== Listed records ==
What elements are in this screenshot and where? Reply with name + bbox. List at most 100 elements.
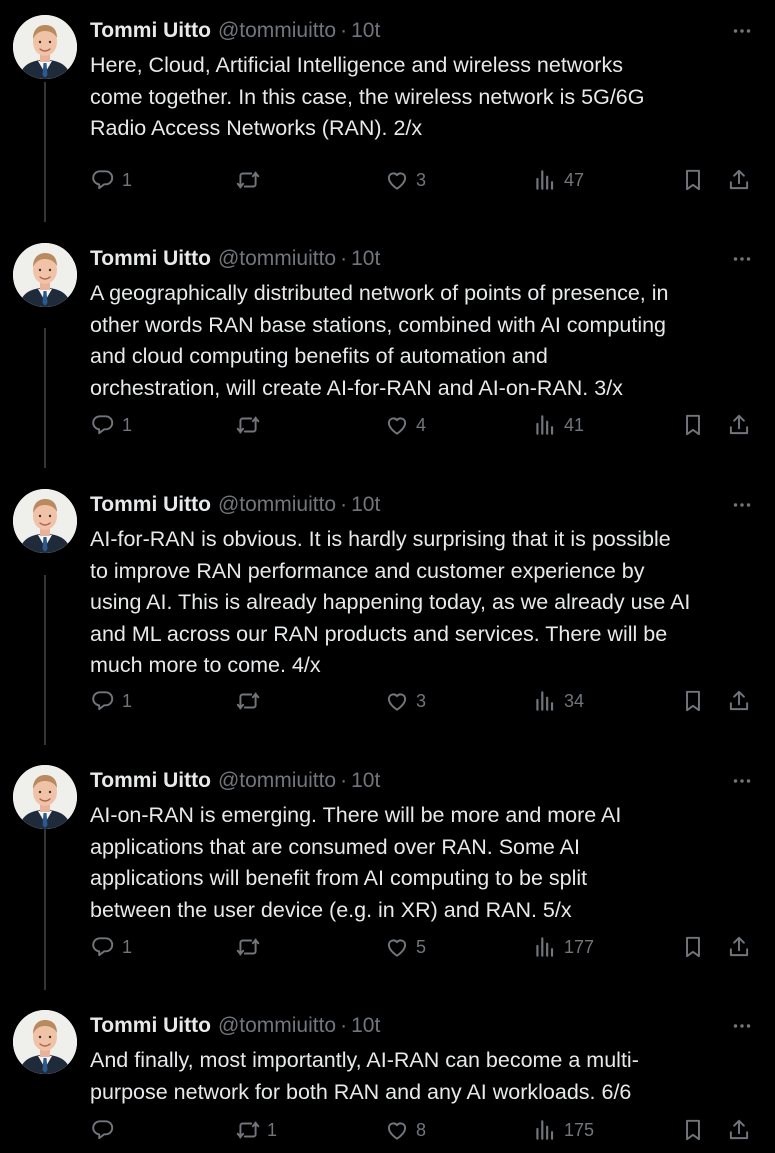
like-button[interactable]: 3 xyxy=(384,686,426,716)
reply-icon xyxy=(92,691,114,711)
tweet-text-line: come together. In this case, the wireles… xyxy=(90,84,645,109)
more-dots-icon xyxy=(733,257,751,261)
more-options-button[interactable] xyxy=(729,18,755,44)
avatar[interactable] xyxy=(13,15,77,79)
reply-button[interactable]: 1 xyxy=(90,686,132,716)
likes-count: 3 xyxy=(416,169,427,190)
replies-count: 1 xyxy=(122,414,133,435)
avatar[interactable] xyxy=(13,765,77,829)
more-dots-icon xyxy=(733,1024,751,1028)
bookmark-button[interactable] xyxy=(680,410,706,440)
separator-dot: · xyxy=(340,1014,348,1037)
bookmark-button[interactable] xyxy=(680,1115,706,1145)
author-name[interactable]: Tommi Uitto xyxy=(90,247,211,271)
reply-button[interactable]: 1 xyxy=(90,932,132,962)
views-count: 175 xyxy=(564,1119,595,1140)
avatar[interactable] xyxy=(13,489,77,553)
retweet-button[interactable] xyxy=(235,932,261,962)
bookmark-icon xyxy=(686,1119,700,1141)
reply-button[interactable] xyxy=(90,1115,116,1145)
views-count: 47 xyxy=(564,169,585,190)
avatar[interactable] xyxy=(13,243,77,307)
replies-count: 1 xyxy=(122,936,133,957)
tweet-text-line: AI-for-RAN is obvious. It is hardly surp… xyxy=(90,527,671,551)
more-options-button[interactable] xyxy=(729,246,755,272)
tweet-text: AI-on-RAN is emerging. There will be mor… xyxy=(90,800,755,926)
more-dots-icon xyxy=(733,29,751,33)
share-button[interactable] xyxy=(726,932,752,962)
retweet-button[interactable] xyxy=(235,686,261,716)
author-handle[interactable]: @tommiuitto xyxy=(218,769,336,793)
tweet-text: AI-for-RAN is obvious. It is hardly surp… xyxy=(90,524,755,682)
bookmark-button[interactable] xyxy=(680,165,706,195)
retweet-button[interactable] xyxy=(235,165,261,195)
tweet-text-line: between the user device (e.g. in XR) and… xyxy=(90,897,572,922)
bookmark-icon xyxy=(686,169,700,191)
tweet-header: Tommi Uitto @tommiuitto · 10t xyxy=(90,18,380,44)
retweet-icon xyxy=(236,1121,260,1139)
author-name[interactable]: Tommi Uitto xyxy=(90,769,211,793)
tweet-header: Tommi Uitto @tommiuitto · 10t xyxy=(90,1013,380,1039)
retweets-count: 1 xyxy=(267,1119,278,1140)
tweet-text-line: orchestration, will create AI-for-RAN an… xyxy=(90,375,623,400)
like-button[interactable]: 5 xyxy=(384,932,426,962)
more-options-button[interactable] xyxy=(729,768,755,794)
author-handle[interactable]: @tommiuitto xyxy=(218,493,336,517)
like-button[interactable]: 8 xyxy=(384,1115,426,1145)
tweet-actions: 1 3 47 xyxy=(90,165,762,195)
bookmark-button[interactable] xyxy=(680,686,706,716)
tweet: Tommi Uitto @tommiuitto · 10t A geographical… xyxy=(0,228,775,474)
separator-dot: · xyxy=(340,493,348,516)
tweet-text-line: And finally, most importantly, AI-RAN ca… xyxy=(90,1048,639,1072)
reply-icon xyxy=(92,1120,114,1140)
author-handle[interactable]: @tommiuitto xyxy=(218,19,336,43)
avatar[interactable] xyxy=(13,1010,77,1074)
heart-icon xyxy=(387,1122,407,1140)
retweet-button[interactable] xyxy=(235,410,261,440)
views-button[interactable]: 175 xyxy=(532,1115,594,1145)
views-button[interactable]: 177 xyxy=(532,932,594,962)
heart-icon xyxy=(387,417,407,435)
likes-count: 8 xyxy=(416,1119,427,1140)
timestamp[interactable]: 10t xyxy=(351,1014,380,1038)
tweet: Tommi Uitto @tommiuitto · 10t Here, Cloud, A… xyxy=(0,0,775,228)
views-button[interactable]: 34 xyxy=(532,686,584,716)
tweet-header: Tommi Uitto @tommiuitto · 10t xyxy=(90,768,380,794)
like-button[interactable]: 4 xyxy=(384,410,426,440)
retweet-icon xyxy=(236,171,260,189)
share-button[interactable] xyxy=(726,1115,752,1145)
replies-count: 1 xyxy=(122,690,133,711)
author-name[interactable]: Tommi Uitto xyxy=(90,493,211,517)
author-name[interactable]: Tommi Uitto xyxy=(90,1014,211,1038)
views-button[interactable]: 47 xyxy=(532,165,584,195)
tweet-text-line: AI-on-RAN is emerging. There will be mor… xyxy=(90,803,622,827)
reply-button[interactable]: 1 xyxy=(90,165,132,195)
reply-button[interactable]: 1 xyxy=(90,410,132,440)
author-name[interactable]: Tommi Uitto xyxy=(90,19,211,43)
reply-icon xyxy=(92,415,114,435)
more-options-button[interactable] xyxy=(729,492,755,518)
tweet-text-line: and ML across our RAN products and servi… xyxy=(90,621,668,646)
timestamp[interactable]: 10t xyxy=(351,493,380,517)
share-button[interactable] xyxy=(726,410,752,440)
share-button[interactable] xyxy=(726,165,752,195)
views-button[interactable]: 41 xyxy=(532,410,584,440)
like-button[interactable]: 3 xyxy=(384,165,426,195)
separator-dot: · xyxy=(340,769,348,792)
share-button[interactable] xyxy=(726,686,752,716)
author-handle[interactable]: @tommiuitto xyxy=(218,1014,336,1038)
tweet-actions: 1 5 177 xyxy=(90,932,762,962)
replies-count: 1 xyxy=(122,169,133,190)
tweet-header: Tommi Uitto @tommiuitto · 10t xyxy=(90,492,380,518)
timestamp[interactable]: 10t xyxy=(351,19,380,43)
author-handle[interactable]: @tommiuitto xyxy=(218,247,336,271)
separator-dot: · xyxy=(340,247,348,270)
views-count: 34 xyxy=(564,690,585,711)
tweet-text-line: to improve RAN performance and customer … xyxy=(90,558,645,583)
bookmark-button[interactable] xyxy=(680,932,706,962)
timestamp[interactable]: 10t xyxy=(351,769,380,793)
more-options-button[interactable] xyxy=(729,1013,755,1039)
retweet-button[interactable]: 1 xyxy=(235,1115,277,1145)
timestamp[interactable]: 10t xyxy=(351,247,380,271)
retweet-icon xyxy=(236,938,260,956)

== Set task ==
Rewrite the part of the items that opens with the line containing "like-button[interactable]: 3 xyxy=(384,686,426,716)" and closes with the line containing "retweets-count: 1 xyxy=(267,1119,278,1140)", changing "bookmark-button" to "save-button" and keeping everything else the same. Give only those lines.

== Completed task ==
like-button[interactable]: 3 xyxy=(384,686,426,716)
reply-icon xyxy=(92,691,114,711)
tweet-text-line: come together. In this case, the wireles… xyxy=(90,84,645,109)
more-dots-icon xyxy=(733,257,751,261)
more-options-button[interactable] xyxy=(729,18,755,44)
avatar[interactable] xyxy=(13,15,77,79)
reply-button[interactable]: 1 xyxy=(90,686,132,716)
likes-count: 3 xyxy=(416,169,427,190)
replies-count: 1 xyxy=(122,414,133,435)
avatar[interactable] xyxy=(13,765,77,829)
more-dots-icon xyxy=(733,1024,751,1028)
save-button[interactable] xyxy=(680,410,706,440)
separator-dot: · xyxy=(340,1014,348,1037)
save-button[interactable] xyxy=(680,1115,706,1145)
author-name[interactable]: Tommi Uitto xyxy=(90,247,211,271)
reply-button[interactable]: 1 xyxy=(90,932,132,962)
views-count: 175 xyxy=(564,1119,595,1140)
avatar[interactable] xyxy=(13,489,77,553)
retweet-button[interactable] xyxy=(235,932,261,962)
bookmark-icon xyxy=(686,1119,700,1141)
reply-button[interactable] xyxy=(90,1115,116,1145)
views-count: 47 xyxy=(564,169,585,190)
avatar[interactable] xyxy=(13,243,77,307)
replies-count: 1 xyxy=(122,936,133,957)
tweet-text-line: AI-for-RAN is obvious. It is hardly surp… xyxy=(90,527,671,551)
more-options-button[interactable] xyxy=(729,246,755,272)
tweet-text: AI-on-RAN is emerging. There will be mor… xyxy=(90,800,755,926)
more-dots-icon xyxy=(733,29,751,33)
share-button[interactable] xyxy=(726,932,752,962)
retweet-button[interactable] xyxy=(235,686,261,716)
author-handle[interactable]: @tommiuitto xyxy=(218,769,336,793)
tweet-text: AI-for-RAN is obvious. It is hardly surp… xyxy=(90,524,755,682)
save-button[interactable] xyxy=(680,165,706,195)
retweet-button[interactable] xyxy=(235,165,261,195)
tweet-text-line: between the user device (e.g. in XR) and… xyxy=(90,897,572,922)
bookmark-icon xyxy=(686,169,700,191)
tweet-header: Tommi Uitto @tommiuitto · 10t xyxy=(90,18,380,44)
retweet-icon xyxy=(236,1121,260,1139)
author-name[interactable]: Tommi Uitto xyxy=(90,769,211,793)
tweet-header: Tommi Uitto @tommiuitto · 10t xyxy=(90,1013,380,1039)
retweets-count: 1 xyxy=(267,1119,278,1140)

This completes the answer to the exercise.